YOUR OBJECTIVE:
Leaving the pictures aside, repeat each line below exactly.

RECORDS FOR THIS TASK:
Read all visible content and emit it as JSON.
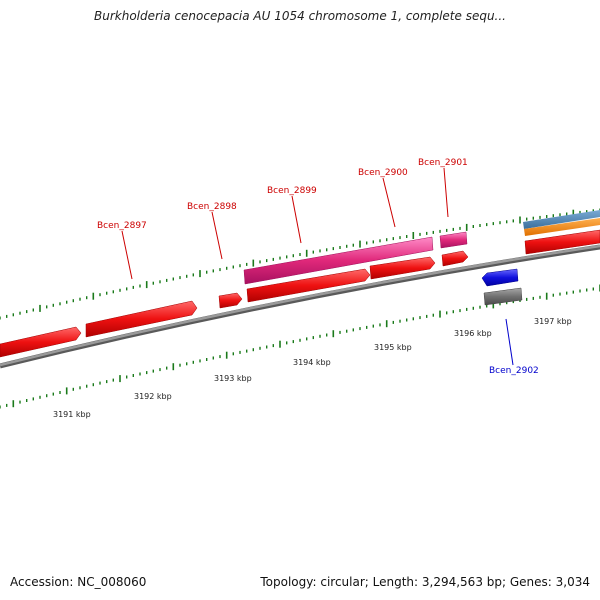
{
  "header": {
    "title": "Burkholderia cenocepacia AU 1054 chromosome 1, complete sequ..."
  },
  "footer": {
    "accession": "Accession: NC_008060",
    "summary": "Topology: circular; Length: 3,294,563 bp; Genes: 3,034"
  },
  "scale": {
    "ticks": [
      {
        "label": "3191 kbp"
      },
      {
        "label": "3192 kbp"
      },
      {
        "label": "3193 kbp"
      },
      {
        "label": "3194 kbp"
      },
      {
        "label": "3195 kbp"
      },
      {
        "label": "3196 kbp"
      },
      {
        "label": "3197 kbp"
      }
    ]
  },
  "genes": [
    {
      "label": "Bcen_2897",
      "strand": "forward"
    },
    {
      "label": "Bcen_2898",
      "strand": "forward"
    },
    {
      "label": "Bcen_2899",
      "strand": "forward"
    },
    {
      "label": "Bcen_2900",
      "strand": "forward"
    },
    {
      "label": "Bcen_2901",
      "strand": "forward"
    },
    {
      "label": "Bcen_2902",
      "strand": "reverse"
    }
  ],
  "colors": {
    "cds_forward": "#ee1111",
    "cds_pink": "#e0287a",
    "cds_reverse": "#1111dd",
    "reverse_gray": "#707070",
    "backbone": "#888888",
    "tick": "#1a7a1a",
    "label_forward": "#cc0000",
    "label_reverse": "#0000cc",
    "orange": "#ff8c00",
    "steelblue": "#4682b4"
  }
}
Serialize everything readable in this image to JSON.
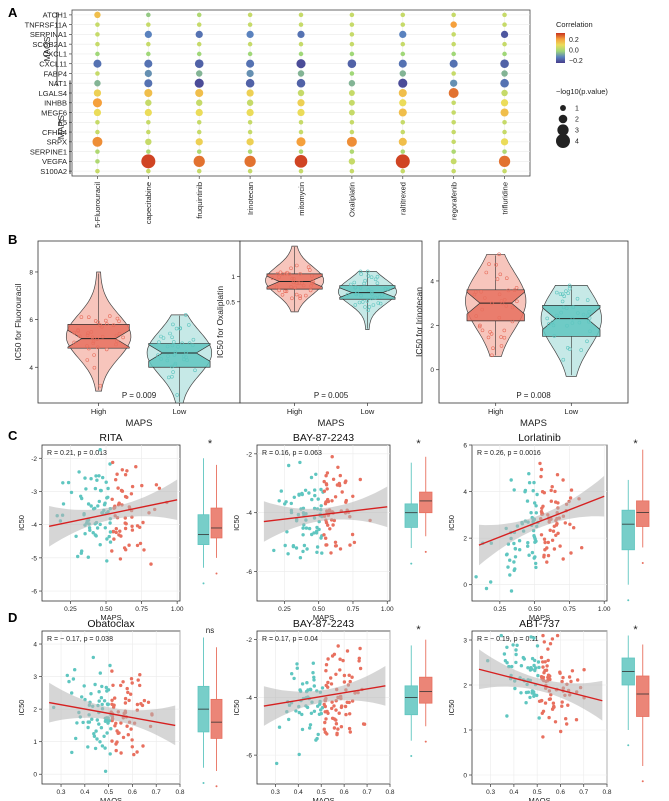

ANSWER TO THIS PROBLEM:
Read all visible content and emit it as JSON.
{
  "header": {
    "title": "Burkholderia cenocepacia AU 1054 chromosome 1, complete sequ..."
  },
  "footer": {
    "accession": "Accession: NC_008060",
    "summary": "Topology: circular; Length: 3,294,563 bp; Genes: 3,034"
  },
  "scale": {
    "ticks": [
      {
        "label": "3191 kbp"
      },
      {
        "label": "3192 kbp"
      },
      {
        "label": "3193 kbp"
      },
      {
        "label": "3194 kbp"
      },
      {
        "label": "3195 kbp"
      },
      {
        "label": "3196 kbp"
      },
      {
        "label": "3197 kbp"
      }
    ]
  },
  "genes": [
    {
      "label": "Bcen_2897",
      "strand": "forward"
    },
    {
      "label": "Bcen_2898",
      "strand": "forward"
    },
    {
      "label": "Bcen_2899",
      "strand": "forward"
    },
    {
      "label": "Bcen_2900",
      "strand": "forward"
    },
    {
      "label": "Bcen_2901",
      "strand": "forward"
    },
    {
      "label": "Bcen_2902",
      "strand": "reverse"
    }
  ],
  "colors": {
    "cds_forward": "#ee1111",
    "cds_pink": "#e0287a",
    "cds_reverse": "#1111dd",
    "reverse_gray": "#707070",
    "backbone": "#888888",
    "tick": "#1a7a1a",
    "label_forward": "#cc0000",
    "label_reverse": "#0000cc",
    "orange": "#ff8c00",
    "steelblue": "#4682b4"
  }
}
Serialize everything readable in this image to JSON.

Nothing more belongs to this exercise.